[INSTRUCTIONS FOR THE TASK]: Below are the records; copy each line in them that holds the word "color".

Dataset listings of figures

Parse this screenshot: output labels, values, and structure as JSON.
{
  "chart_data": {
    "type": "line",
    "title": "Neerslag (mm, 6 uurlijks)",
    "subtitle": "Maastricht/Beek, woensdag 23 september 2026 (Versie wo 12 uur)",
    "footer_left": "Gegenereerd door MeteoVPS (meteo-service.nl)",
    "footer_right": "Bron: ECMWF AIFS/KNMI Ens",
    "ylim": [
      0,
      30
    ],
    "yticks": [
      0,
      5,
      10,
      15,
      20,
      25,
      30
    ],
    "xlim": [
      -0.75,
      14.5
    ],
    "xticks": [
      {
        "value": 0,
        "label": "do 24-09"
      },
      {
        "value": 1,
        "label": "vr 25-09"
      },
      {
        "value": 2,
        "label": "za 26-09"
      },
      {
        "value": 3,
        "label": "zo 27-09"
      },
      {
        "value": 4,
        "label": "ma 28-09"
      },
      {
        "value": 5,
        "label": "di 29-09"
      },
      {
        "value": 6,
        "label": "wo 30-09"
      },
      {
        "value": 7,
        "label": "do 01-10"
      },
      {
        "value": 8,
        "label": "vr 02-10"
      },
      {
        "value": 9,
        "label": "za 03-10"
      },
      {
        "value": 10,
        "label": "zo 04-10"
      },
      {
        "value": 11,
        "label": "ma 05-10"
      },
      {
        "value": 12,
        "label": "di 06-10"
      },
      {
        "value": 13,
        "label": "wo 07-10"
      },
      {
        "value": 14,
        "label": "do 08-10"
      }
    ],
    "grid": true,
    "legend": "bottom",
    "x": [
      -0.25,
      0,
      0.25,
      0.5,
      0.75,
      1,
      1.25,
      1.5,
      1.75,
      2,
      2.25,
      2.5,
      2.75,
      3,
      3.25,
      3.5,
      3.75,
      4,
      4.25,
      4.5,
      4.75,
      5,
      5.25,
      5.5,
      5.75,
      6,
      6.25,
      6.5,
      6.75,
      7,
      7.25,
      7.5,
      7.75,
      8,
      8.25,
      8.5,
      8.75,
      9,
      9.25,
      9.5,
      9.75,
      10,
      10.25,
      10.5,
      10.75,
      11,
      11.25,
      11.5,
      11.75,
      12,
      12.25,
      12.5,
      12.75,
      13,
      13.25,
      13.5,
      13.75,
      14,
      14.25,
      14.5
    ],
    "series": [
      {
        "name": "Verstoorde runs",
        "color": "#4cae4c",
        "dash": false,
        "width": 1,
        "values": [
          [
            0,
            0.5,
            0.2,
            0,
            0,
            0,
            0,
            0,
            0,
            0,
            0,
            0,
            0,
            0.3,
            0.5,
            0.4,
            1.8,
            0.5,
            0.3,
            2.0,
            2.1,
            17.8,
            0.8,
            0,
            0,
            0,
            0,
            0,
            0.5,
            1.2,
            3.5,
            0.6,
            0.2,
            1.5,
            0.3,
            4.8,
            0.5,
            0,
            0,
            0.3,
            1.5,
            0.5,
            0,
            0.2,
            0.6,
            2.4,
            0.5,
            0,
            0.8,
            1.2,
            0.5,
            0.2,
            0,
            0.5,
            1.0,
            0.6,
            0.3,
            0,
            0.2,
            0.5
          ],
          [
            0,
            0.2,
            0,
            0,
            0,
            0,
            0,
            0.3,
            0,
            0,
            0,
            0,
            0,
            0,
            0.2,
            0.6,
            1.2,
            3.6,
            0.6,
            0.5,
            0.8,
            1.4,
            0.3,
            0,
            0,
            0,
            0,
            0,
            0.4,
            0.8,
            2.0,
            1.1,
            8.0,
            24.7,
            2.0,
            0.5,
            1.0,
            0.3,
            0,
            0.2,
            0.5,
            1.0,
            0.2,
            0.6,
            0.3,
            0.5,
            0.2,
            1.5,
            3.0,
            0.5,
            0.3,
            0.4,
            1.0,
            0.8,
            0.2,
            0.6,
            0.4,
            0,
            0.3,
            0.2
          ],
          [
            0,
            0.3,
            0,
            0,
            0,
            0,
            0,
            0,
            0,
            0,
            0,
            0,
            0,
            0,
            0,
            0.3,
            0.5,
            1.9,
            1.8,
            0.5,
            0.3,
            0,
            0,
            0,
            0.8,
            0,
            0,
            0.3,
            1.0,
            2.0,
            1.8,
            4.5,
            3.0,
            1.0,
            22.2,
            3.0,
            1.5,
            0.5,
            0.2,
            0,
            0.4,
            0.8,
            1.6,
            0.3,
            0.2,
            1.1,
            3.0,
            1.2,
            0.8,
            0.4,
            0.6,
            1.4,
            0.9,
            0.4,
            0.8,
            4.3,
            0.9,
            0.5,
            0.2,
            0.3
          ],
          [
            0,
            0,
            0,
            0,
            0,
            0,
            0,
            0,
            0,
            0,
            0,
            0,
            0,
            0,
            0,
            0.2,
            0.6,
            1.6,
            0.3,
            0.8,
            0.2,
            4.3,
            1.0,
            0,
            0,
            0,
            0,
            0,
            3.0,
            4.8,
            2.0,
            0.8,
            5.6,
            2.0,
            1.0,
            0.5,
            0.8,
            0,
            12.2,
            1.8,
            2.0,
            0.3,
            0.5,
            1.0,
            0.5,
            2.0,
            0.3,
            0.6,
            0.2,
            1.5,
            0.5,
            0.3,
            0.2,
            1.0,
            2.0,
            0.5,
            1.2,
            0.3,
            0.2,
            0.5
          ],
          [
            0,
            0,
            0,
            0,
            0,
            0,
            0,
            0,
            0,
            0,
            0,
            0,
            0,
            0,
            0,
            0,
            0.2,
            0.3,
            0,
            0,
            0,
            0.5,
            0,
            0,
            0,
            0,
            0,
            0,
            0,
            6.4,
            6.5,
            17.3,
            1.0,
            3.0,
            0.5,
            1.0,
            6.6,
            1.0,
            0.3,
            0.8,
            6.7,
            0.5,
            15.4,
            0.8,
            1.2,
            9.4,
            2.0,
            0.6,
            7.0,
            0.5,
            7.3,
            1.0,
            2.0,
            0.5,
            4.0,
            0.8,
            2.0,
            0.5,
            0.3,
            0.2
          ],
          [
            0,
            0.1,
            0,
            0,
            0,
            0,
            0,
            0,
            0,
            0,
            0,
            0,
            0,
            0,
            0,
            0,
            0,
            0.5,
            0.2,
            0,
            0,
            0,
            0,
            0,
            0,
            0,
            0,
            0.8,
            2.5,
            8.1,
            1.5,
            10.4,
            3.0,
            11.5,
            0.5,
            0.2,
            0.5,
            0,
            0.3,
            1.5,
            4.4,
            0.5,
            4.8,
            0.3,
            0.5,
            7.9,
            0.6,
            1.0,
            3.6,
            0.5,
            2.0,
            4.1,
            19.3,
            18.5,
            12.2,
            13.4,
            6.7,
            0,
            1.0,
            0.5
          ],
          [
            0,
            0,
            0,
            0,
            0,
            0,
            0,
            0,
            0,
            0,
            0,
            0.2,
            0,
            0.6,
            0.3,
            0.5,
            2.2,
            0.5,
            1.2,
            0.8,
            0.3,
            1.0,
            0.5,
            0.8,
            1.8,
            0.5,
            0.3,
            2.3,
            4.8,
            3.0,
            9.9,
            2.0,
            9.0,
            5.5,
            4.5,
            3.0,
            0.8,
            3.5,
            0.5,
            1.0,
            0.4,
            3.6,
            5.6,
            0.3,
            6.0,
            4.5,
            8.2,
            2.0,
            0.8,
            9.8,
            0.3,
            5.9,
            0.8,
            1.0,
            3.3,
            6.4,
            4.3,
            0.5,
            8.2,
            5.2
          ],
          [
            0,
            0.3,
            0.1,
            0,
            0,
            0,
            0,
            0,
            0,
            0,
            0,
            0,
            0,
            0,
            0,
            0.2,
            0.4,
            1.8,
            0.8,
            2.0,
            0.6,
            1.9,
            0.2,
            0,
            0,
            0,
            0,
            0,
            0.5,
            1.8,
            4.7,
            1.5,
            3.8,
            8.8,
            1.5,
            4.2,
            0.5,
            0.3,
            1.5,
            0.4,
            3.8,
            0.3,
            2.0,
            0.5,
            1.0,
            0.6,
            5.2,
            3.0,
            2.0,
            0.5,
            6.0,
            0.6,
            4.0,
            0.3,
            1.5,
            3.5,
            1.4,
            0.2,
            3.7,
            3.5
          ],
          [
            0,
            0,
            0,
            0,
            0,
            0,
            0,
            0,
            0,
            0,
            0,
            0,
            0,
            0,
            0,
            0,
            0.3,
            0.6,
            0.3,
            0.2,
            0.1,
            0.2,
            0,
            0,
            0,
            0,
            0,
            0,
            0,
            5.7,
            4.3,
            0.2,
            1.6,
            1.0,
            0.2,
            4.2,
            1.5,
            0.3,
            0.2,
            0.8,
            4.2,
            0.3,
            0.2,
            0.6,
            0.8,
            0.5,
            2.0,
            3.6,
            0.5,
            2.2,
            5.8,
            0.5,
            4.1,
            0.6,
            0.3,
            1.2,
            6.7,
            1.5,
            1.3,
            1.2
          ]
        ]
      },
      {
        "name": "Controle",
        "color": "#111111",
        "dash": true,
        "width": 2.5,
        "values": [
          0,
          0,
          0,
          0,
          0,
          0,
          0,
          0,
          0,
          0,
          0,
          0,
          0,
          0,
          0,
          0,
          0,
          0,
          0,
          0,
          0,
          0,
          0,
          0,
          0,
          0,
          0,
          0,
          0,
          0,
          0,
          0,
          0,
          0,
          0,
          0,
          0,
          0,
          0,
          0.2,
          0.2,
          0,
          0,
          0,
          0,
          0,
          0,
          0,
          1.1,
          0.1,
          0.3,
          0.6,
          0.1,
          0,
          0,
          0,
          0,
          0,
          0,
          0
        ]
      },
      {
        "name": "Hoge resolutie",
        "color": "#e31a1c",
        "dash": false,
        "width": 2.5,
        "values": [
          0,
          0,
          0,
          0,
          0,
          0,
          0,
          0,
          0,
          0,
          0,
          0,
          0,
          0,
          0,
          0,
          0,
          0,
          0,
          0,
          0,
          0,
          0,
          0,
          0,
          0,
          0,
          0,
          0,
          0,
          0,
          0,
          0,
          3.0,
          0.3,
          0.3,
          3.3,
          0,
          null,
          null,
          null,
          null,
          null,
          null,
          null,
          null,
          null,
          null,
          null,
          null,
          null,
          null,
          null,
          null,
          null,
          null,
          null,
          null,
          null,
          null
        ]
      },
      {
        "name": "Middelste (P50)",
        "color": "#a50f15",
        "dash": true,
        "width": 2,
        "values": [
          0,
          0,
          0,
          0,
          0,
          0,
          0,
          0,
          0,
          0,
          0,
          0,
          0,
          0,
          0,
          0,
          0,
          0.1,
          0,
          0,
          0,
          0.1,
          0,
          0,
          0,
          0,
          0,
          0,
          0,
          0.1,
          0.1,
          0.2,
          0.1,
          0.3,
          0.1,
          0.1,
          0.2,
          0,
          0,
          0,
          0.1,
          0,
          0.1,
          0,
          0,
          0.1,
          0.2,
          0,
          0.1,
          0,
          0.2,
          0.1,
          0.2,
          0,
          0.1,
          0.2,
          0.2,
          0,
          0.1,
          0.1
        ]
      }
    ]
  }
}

[CORRECT ANSWER]:
        "color": "#4cae4c",
        "color": "#111111",
        "color": "#e31a1c",
        "color": "#a50f15",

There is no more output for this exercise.